EXCERPTED DATA:
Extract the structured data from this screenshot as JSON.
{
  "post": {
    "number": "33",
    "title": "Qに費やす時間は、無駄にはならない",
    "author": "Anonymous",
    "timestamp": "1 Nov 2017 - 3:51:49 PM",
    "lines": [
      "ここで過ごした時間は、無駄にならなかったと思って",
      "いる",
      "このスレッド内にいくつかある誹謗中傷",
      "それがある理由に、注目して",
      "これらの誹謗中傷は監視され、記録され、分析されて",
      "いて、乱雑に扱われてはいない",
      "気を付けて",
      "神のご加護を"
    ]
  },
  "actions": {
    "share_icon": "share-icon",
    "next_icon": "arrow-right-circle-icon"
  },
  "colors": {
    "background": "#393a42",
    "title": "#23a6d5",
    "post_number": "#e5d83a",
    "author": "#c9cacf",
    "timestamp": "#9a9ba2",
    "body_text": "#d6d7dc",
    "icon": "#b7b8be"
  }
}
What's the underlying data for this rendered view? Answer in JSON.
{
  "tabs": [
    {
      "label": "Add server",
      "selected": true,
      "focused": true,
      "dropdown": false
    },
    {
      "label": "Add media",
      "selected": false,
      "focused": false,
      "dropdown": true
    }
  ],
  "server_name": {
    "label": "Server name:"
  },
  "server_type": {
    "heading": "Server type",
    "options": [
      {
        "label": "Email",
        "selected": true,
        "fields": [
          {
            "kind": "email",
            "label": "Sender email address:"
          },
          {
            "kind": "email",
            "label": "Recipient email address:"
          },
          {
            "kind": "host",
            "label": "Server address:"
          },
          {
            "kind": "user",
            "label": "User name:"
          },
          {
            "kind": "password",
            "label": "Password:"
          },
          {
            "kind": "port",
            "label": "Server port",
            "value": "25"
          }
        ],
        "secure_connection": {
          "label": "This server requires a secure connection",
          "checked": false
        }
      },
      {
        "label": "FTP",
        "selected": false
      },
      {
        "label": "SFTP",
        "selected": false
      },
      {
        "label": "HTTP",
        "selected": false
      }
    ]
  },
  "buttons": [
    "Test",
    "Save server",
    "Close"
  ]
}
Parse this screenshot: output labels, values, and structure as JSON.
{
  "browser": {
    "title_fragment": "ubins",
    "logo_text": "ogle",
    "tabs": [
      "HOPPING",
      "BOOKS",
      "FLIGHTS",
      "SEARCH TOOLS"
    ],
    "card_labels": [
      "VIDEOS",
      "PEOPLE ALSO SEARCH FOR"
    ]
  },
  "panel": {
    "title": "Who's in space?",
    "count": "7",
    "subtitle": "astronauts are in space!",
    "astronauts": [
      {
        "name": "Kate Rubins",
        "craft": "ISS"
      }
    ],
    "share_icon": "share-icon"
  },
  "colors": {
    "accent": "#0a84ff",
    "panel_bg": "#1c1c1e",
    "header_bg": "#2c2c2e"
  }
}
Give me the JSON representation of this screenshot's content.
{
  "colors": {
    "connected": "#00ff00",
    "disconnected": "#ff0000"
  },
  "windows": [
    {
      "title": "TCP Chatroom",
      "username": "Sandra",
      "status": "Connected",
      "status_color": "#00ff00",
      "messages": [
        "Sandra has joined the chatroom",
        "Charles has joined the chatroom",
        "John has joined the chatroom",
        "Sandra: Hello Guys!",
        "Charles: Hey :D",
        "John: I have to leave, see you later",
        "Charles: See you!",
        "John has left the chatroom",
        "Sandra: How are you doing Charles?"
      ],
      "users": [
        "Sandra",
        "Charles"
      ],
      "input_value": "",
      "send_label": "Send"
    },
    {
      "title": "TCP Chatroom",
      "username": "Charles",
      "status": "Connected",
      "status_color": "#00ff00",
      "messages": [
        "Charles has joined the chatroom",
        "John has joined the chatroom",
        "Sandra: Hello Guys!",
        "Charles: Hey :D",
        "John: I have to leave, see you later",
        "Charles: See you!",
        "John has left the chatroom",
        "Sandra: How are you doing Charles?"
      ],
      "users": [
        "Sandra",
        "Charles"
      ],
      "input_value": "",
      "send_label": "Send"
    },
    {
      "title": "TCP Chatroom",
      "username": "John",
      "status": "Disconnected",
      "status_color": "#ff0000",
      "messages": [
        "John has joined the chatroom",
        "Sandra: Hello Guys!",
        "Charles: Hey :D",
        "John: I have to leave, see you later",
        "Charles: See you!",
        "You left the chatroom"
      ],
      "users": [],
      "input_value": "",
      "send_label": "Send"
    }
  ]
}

EXERCISE DETAILS:
Select and copy every line of the material that holds the string "astronauts".

COMPLETE ANSWER:
    "subtitle": "astronauts are in space!",
    "astronauts": [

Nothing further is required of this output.